>>>>>

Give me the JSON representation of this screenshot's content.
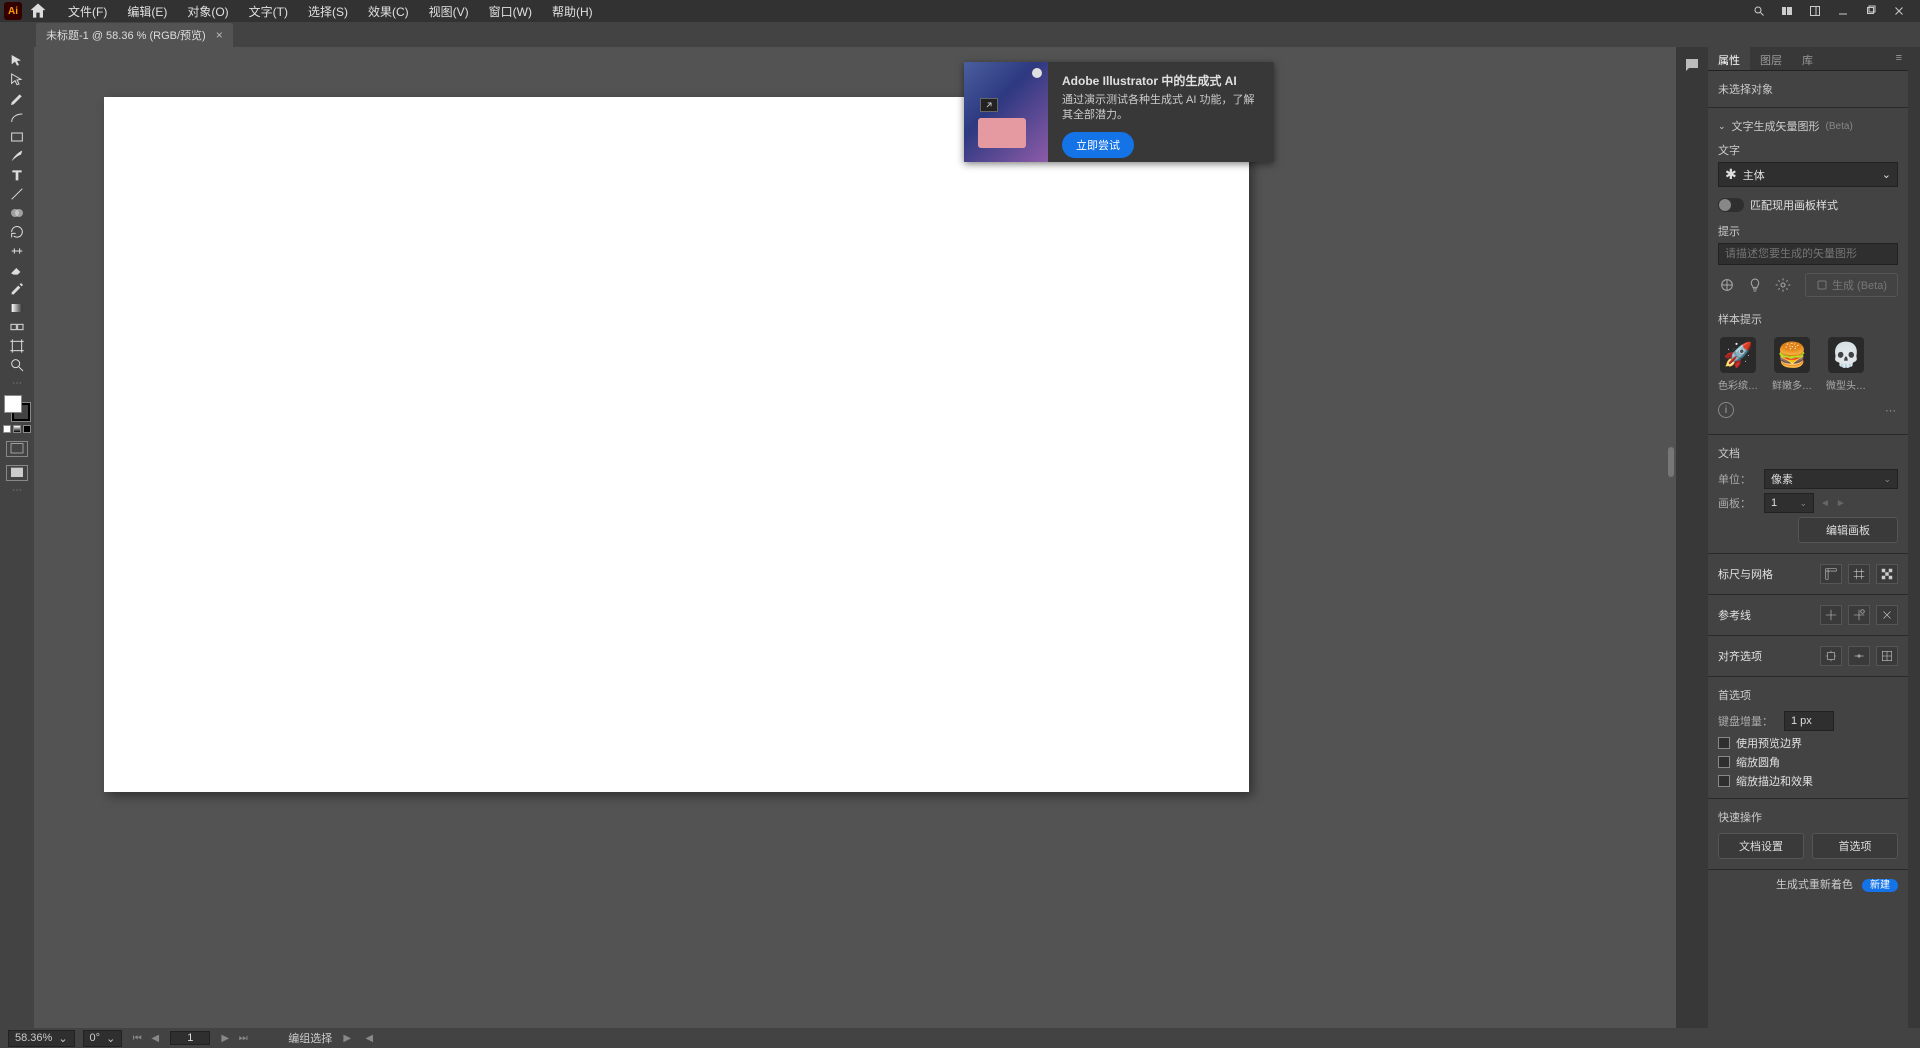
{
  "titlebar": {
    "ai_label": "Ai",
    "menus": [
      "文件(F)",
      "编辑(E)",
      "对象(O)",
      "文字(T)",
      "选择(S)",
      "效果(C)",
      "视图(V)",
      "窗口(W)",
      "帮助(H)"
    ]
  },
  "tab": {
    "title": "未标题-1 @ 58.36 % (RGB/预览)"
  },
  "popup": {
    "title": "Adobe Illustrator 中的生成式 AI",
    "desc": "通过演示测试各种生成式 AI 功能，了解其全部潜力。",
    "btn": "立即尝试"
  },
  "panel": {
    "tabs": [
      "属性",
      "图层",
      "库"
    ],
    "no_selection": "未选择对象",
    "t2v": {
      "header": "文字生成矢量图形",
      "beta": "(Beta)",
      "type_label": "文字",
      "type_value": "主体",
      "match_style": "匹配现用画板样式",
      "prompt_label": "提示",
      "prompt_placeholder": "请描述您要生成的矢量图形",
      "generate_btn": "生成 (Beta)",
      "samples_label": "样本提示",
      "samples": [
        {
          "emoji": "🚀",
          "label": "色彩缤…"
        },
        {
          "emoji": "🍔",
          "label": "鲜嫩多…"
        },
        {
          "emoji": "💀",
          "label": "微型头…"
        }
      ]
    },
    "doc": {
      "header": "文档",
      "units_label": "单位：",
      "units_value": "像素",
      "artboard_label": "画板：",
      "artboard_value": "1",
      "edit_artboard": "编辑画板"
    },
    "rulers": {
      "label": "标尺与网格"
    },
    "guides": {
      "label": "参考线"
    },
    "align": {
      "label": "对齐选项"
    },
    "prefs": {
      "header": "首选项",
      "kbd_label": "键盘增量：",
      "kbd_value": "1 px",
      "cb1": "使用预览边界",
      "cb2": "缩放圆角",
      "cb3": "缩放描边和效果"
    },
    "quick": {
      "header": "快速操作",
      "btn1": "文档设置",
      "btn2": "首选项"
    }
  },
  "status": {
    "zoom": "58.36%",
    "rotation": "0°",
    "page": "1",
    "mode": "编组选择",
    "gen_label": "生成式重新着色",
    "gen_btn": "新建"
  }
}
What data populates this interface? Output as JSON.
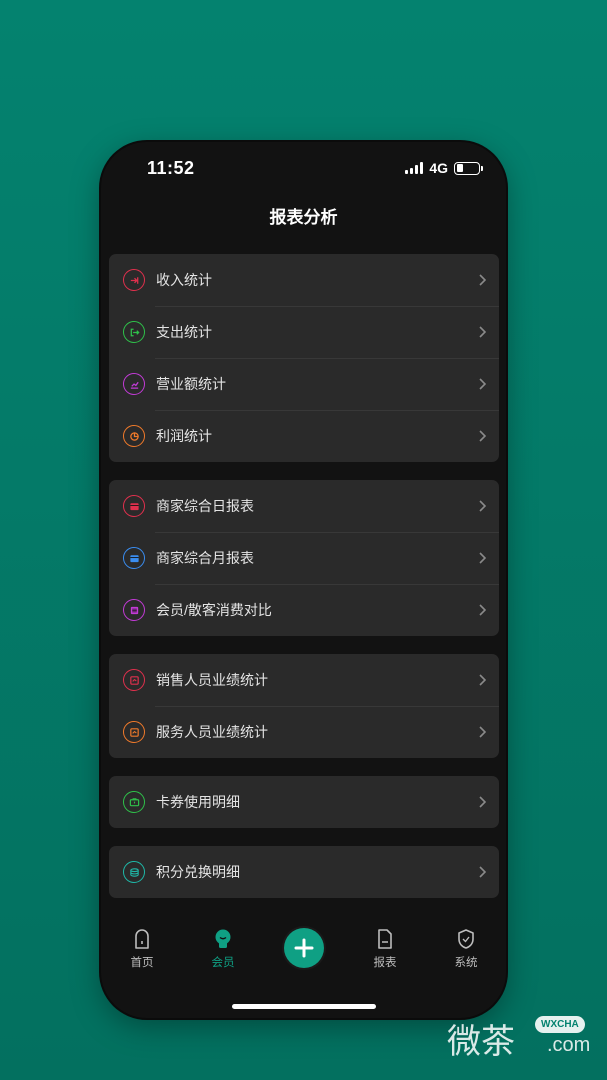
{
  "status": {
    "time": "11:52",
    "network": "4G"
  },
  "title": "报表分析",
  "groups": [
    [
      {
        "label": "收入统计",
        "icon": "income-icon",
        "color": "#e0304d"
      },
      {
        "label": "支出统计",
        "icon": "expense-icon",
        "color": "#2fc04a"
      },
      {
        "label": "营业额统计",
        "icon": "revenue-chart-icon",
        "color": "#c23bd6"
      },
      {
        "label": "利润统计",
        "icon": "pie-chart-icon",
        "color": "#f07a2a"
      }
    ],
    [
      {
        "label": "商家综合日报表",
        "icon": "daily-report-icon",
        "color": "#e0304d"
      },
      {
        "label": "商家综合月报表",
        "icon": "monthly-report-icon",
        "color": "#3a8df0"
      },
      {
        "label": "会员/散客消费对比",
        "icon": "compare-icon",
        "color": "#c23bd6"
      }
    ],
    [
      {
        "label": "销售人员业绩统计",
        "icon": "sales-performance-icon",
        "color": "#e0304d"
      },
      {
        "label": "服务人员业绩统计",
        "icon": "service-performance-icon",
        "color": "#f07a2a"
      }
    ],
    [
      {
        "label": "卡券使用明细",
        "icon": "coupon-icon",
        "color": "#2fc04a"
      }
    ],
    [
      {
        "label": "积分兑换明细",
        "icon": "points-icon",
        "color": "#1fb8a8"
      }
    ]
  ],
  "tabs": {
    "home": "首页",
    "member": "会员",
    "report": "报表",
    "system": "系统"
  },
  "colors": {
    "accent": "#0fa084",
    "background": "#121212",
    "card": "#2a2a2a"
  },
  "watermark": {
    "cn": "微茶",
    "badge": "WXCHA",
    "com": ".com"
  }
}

<<<<<
>>>>>

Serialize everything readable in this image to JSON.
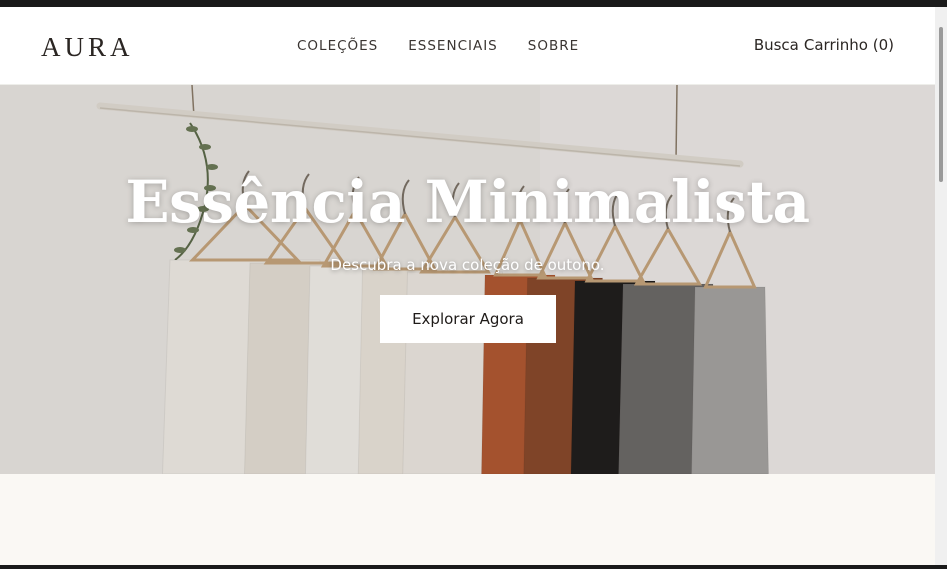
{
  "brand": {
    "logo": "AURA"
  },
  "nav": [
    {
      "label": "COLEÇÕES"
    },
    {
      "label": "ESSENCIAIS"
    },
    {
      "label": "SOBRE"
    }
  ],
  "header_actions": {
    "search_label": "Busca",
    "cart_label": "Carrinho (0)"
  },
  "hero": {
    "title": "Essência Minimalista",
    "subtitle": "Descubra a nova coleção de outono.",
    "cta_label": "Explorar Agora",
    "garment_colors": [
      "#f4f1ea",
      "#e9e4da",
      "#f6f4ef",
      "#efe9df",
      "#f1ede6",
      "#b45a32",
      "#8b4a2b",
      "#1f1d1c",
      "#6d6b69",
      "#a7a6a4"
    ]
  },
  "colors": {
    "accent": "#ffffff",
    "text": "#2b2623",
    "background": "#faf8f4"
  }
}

<<<<<
>>>>>

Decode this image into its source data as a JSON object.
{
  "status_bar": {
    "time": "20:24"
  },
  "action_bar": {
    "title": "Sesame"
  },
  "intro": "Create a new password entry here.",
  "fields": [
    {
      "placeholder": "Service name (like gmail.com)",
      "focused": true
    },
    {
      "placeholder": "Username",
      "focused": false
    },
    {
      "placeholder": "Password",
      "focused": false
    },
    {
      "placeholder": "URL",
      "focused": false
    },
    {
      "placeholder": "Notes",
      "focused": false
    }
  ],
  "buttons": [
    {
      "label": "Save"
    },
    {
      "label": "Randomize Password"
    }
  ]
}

<<<<<

● **Task prompt**: How many lines in the records hold the string "background"? Reply with the number alone.

● **Solution to the exercise**: 2